### Instructions to follow
Find how many lines in the material hold the word "title", then state that number and nothing more.
.....
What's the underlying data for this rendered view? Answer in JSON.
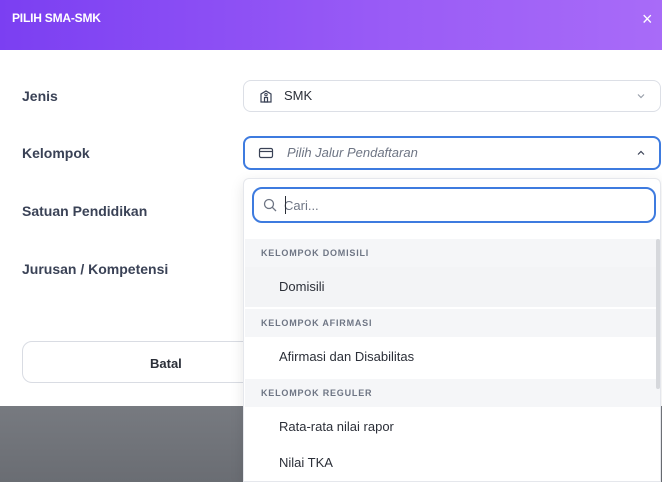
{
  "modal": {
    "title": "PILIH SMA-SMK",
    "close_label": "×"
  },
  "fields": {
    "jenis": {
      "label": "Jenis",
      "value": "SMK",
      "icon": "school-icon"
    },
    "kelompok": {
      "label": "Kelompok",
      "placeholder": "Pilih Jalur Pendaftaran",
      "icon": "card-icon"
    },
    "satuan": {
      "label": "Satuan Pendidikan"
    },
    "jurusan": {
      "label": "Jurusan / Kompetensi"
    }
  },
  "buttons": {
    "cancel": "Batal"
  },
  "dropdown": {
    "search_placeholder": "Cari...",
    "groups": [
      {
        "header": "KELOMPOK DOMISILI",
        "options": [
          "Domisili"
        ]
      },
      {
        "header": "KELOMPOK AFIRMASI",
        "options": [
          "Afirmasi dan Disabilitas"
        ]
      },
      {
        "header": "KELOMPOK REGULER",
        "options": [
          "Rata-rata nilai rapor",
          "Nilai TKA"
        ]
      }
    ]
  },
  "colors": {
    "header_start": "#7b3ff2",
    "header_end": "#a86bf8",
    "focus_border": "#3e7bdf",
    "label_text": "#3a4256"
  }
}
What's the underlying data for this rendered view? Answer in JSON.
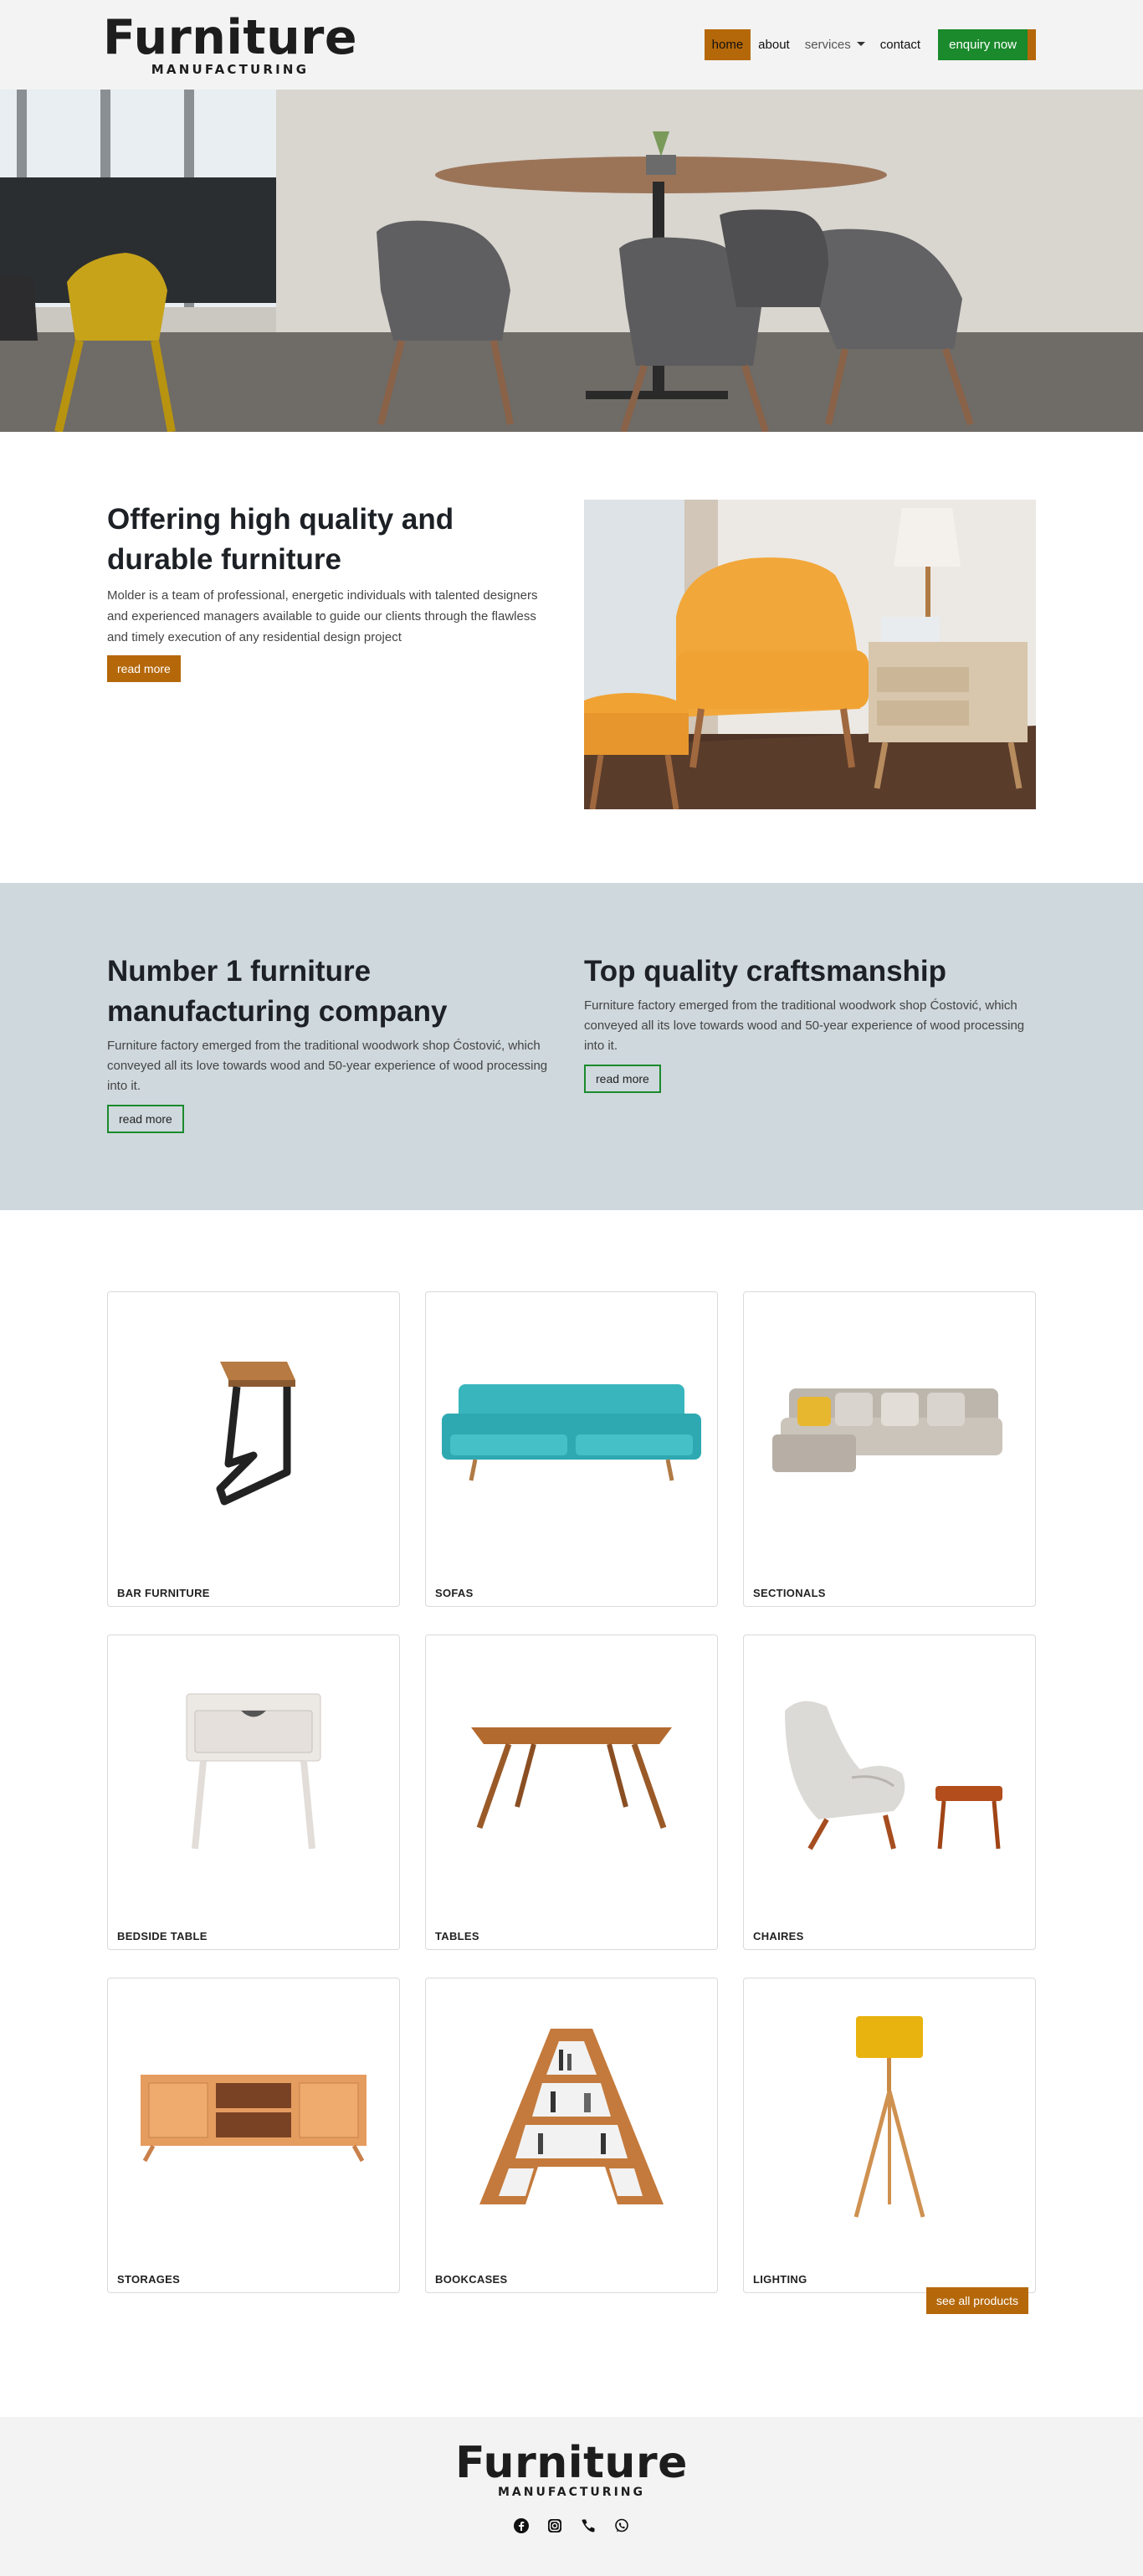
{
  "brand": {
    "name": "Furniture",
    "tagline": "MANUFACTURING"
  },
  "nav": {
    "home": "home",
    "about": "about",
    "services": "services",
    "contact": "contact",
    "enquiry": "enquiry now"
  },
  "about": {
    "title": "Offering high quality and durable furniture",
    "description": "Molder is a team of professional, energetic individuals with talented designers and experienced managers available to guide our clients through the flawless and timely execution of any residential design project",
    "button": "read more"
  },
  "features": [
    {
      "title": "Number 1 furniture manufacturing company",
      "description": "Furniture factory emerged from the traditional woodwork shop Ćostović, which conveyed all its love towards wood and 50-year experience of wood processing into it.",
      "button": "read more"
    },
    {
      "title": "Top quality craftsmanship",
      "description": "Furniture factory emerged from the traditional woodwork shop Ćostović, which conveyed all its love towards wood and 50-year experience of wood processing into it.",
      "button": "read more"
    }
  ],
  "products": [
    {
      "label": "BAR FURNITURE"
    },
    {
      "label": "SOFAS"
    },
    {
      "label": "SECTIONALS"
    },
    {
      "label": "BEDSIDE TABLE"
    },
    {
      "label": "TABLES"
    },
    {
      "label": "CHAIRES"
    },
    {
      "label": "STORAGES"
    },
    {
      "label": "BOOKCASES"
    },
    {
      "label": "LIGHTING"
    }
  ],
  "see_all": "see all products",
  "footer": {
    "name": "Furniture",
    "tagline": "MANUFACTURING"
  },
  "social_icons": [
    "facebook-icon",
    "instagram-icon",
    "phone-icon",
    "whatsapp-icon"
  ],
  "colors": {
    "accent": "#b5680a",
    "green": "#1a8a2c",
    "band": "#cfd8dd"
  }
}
.....
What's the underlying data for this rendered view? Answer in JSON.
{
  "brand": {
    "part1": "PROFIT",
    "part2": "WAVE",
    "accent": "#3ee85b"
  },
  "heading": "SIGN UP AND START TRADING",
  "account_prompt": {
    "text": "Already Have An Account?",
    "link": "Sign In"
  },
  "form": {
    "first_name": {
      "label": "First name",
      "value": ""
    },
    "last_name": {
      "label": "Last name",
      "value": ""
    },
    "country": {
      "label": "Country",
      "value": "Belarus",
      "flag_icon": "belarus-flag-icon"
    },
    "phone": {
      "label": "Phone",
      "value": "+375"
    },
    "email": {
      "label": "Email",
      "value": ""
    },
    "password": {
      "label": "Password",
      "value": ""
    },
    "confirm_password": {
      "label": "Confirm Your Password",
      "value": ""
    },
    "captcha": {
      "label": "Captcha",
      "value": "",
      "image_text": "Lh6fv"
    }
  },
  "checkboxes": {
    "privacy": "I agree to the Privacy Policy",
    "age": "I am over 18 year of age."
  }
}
.....
### Reply
4